* [AIM]
Are you able to quote each entry exactly as written?

* [Stored data]
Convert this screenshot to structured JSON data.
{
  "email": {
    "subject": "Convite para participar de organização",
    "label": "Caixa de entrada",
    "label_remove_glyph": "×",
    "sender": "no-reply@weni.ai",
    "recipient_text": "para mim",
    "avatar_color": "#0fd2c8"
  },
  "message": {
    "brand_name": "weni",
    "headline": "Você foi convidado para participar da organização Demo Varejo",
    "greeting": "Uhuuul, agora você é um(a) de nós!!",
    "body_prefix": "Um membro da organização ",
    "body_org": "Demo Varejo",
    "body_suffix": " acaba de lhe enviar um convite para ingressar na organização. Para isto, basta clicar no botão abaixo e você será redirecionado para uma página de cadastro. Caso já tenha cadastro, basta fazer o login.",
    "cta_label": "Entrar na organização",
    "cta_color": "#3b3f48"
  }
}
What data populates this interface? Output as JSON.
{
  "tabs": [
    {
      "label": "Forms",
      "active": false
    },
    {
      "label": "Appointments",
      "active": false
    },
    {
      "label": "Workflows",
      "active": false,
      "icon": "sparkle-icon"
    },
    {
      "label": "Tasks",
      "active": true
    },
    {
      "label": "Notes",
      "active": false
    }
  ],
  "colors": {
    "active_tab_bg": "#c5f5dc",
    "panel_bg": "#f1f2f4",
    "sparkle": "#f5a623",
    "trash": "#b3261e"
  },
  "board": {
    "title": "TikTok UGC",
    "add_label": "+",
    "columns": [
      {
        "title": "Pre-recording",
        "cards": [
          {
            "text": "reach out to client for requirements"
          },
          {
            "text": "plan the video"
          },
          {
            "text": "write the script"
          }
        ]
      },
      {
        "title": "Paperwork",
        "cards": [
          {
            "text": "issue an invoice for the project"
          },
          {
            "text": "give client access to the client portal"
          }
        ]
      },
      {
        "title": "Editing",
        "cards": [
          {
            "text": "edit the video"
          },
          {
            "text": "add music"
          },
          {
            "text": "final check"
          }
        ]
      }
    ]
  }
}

* [EXPECTED ANSWER]
Convert this screenshot to structured JSON data.
{
  "email": {
    "subject": "Convite para participar de organização",
    "label": "Caixa de entrada",
    "label_remove_glyph": "×",
    "sender": "no-reply@weni.ai",
    "recipient_text": "para mim",
    "avatar_color": "#0fd2c8"
  },
  "message": {
    "brand_name": "weni",
    "headline": "Você foi convidado para participar da organização Demo Varejo",
    "greeting": "Uhuuul, agora você é um(a) de nós!!",
    "body_prefix": "Um membro da organização ",
    "body_org": "Demo Varejo",
    "body_suffix": " acaba de lhe enviar um convite para ingressar na organização. Para isto, basta clicar no botão abaixo e você será redirecionado para uma página de cadastro. Caso já tenha cadastro, basta fazer o login.",
    "cta_label": "Entrar na organização",
    "cta_color": "#3b3f48"
  }
}
What data populates this interface? Output as JSON.
{
  "tabs": [
    {
      "label": "Forms",
      "active": false
    },
    {
      "label": "Appointments",
      "active": false
    },
    {
      "label": "Workflows",
      "active": false,
      "icon": "sparkle-icon"
    },
    {
      "label": "Tasks",
      "active": true
    },
    {
      "label": "Notes",
      "active": false
    }
  ],
  "colors": {
    "active_tab_bg": "#c5f5dc",
    "panel_bg": "#f1f2f4",
    "sparkle": "#f5a623",
    "trash": "#b3261e"
  },
  "board": {
    "title": "TikTok UGC",
    "add_label": "+",
    "columns": [
      {
        "title": "Pre-recording",
        "cards": [
          {
            "text": "reach out to client for requirements"
          },
          {
            "text": "plan the video"
          },
          {
            "text": "write the script"
          }
        ]
      },
      {
        "title": "Paperwork",
        "cards": [
          {
            "text": "issue an invoice for the project"
          },
          {
            "text": "give client access to the client portal"
          }
        ]
      },
      {
        "title": "Editing",
        "cards": [
          {
            "text": "edit the video"
          },
          {
            "text": "add music"
          },
          {
            "text": "final check"
          }
        ]
      }
    ]
  }
}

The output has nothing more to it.